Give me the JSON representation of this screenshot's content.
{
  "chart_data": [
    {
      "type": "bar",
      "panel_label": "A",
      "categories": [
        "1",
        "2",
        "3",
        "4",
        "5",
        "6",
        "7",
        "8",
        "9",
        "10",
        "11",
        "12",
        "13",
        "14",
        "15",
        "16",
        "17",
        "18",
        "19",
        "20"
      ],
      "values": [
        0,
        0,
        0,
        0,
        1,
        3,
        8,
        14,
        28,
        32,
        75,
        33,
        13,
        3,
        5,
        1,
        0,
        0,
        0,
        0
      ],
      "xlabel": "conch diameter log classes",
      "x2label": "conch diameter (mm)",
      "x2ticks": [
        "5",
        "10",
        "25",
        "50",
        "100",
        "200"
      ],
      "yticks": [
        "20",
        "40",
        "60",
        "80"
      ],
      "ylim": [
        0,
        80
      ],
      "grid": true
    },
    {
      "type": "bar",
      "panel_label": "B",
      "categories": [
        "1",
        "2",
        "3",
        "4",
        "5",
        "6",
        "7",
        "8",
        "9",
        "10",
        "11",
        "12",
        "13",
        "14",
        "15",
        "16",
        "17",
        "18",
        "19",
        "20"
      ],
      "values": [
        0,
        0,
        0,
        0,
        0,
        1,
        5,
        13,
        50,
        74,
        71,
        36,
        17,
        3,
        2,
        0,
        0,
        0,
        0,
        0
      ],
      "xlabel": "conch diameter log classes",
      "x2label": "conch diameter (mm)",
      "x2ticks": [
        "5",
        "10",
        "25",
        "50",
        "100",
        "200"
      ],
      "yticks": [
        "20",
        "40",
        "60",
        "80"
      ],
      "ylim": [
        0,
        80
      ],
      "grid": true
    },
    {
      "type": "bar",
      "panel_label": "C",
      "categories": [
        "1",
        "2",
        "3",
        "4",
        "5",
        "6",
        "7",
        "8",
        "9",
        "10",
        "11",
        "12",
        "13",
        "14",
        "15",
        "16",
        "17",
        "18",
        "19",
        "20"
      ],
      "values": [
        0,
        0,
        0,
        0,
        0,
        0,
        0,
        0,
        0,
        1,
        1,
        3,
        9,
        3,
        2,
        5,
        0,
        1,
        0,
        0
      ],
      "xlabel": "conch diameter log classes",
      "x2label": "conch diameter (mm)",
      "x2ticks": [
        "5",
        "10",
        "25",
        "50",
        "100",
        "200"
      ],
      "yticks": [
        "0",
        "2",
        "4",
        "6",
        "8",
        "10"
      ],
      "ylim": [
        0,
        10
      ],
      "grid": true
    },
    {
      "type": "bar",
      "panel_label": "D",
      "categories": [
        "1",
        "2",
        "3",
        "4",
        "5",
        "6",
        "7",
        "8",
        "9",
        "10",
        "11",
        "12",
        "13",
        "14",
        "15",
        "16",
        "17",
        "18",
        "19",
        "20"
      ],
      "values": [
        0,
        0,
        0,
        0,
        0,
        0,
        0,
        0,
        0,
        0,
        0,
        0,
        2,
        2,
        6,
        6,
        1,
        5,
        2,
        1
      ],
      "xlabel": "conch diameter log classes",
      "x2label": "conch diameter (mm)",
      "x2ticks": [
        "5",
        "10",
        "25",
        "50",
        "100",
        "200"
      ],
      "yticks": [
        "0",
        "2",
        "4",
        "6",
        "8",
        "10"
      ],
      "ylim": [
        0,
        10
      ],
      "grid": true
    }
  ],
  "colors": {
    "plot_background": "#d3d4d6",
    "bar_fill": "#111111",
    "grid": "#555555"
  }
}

◆ **Written exercise**
Return each line of the records above exactly as it reads.

◆ **Correct response**
Give me the JSON representation of this screenshot's content.
{
  "chart_data": [
    {
      "type": "bar",
      "panel_label": "A",
      "categories": [
        "1",
        "2",
        "3",
        "4",
        "5",
        "6",
        "7",
        "8",
        "9",
        "10",
        "11",
        "12",
        "13",
        "14",
        "15",
        "16",
        "17",
        "18",
        "19",
        "20"
      ],
      "values": [
        0,
        0,
        0,
        0,
        1,
        3,
        8,
        14,
        28,
        32,
        75,
        33,
        13,
        3,
        5,
        1,
        0,
        0,
        0,
        0
      ],
      "xlabel": "conch diameter log classes",
      "x2label": "conch diameter (mm)",
      "x2ticks": [
        "5",
        "10",
        "25",
        "50",
        "100",
        "200"
      ],
      "yticks": [
        "20",
        "40",
        "60",
        "80"
      ],
      "ylim": [
        0,
        80
      ],
      "grid": true
    },
    {
      "type": "bar",
      "panel_label": "B",
      "categories": [
        "1",
        "2",
        "3",
        "4",
        "5",
        "6",
        "7",
        "8",
        "9",
        "10",
        "11",
        "12",
        "13",
        "14",
        "15",
        "16",
        "17",
        "18",
        "19",
        "20"
      ],
      "values": [
        0,
        0,
        0,
        0,
        0,
        1,
        5,
        13,
        50,
        74,
        71,
        36,
        17,
        3,
        2,
        0,
        0,
        0,
        0,
        0
      ],
      "xlabel": "conch diameter log classes",
      "x2label": "conch diameter (mm)",
      "x2ticks": [
        "5",
        "10",
        "25",
        "50",
        "100",
        "200"
      ],
      "yticks": [
        "20",
        "40",
        "60",
        "80"
      ],
      "ylim": [
        0,
        80
      ],
      "grid": true
    },
    {
      "type": "bar",
      "panel_label": "C",
      "categories": [
        "1",
        "2",
        "3",
        "4",
        "5",
        "6",
        "7",
        "8",
        "9",
        "10",
        "11",
        "12",
        "13",
        "14",
        "15",
        "16",
        "17",
        "18",
        "19",
        "20"
      ],
      "values": [
        0,
        0,
        0,
        0,
        0,
        0,
        0,
        0,
        0,
        1,
        1,
        3,
        9,
        3,
        2,
        5,
        0,
        1,
        0,
        0
      ],
      "xlabel": "conch diameter log classes",
      "x2label": "conch diameter (mm)",
      "x2ticks": [
        "5",
        "10",
        "25",
        "50",
        "100",
        "200"
      ],
      "yticks": [
        "0",
        "2",
        "4",
        "6",
        "8",
        "10"
      ],
      "ylim": [
        0,
        10
      ],
      "grid": true
    },
    {
      "type": "bar",
      "panel_label": "D",
      "categories": [
        "1",
        "2",
        "3",
        "4",
        "5",
        "6",
        "7",
        "8",
        "9",
        "10",
        "11",
        "12",
        "13",
        "14",
        "15",
        "16",
        "17",
        "18",
        "19",
        "20"
      ],
      "values": [
        0,
        0,
        0,
        0,
        0,
        0,
        0,
        0,
        0,
        0,
        0,
        0,
        2,
        2,
        6,
        6,
        1,
        5,
        2,
        1
      ],
      "xlabel": "conch diameter log classes",
      "x2label": "conch diameter (mm)",
      "x2ticks": [
        "5",
        "10",
        "25",
        "50",
        "100",
        "200"
      ],
      "yticks": [
        "0",
        "2",
        "4",
        "6",
        "8",
        "10"
      ],
      "ylim": [
        0,
        10
      ],
      "grid": true
    }
  ],
  "colors": {
    "plot_background": "#d3d4d6",
    "bar_fill": "#111111",
    "grid": "#555555"
  }
}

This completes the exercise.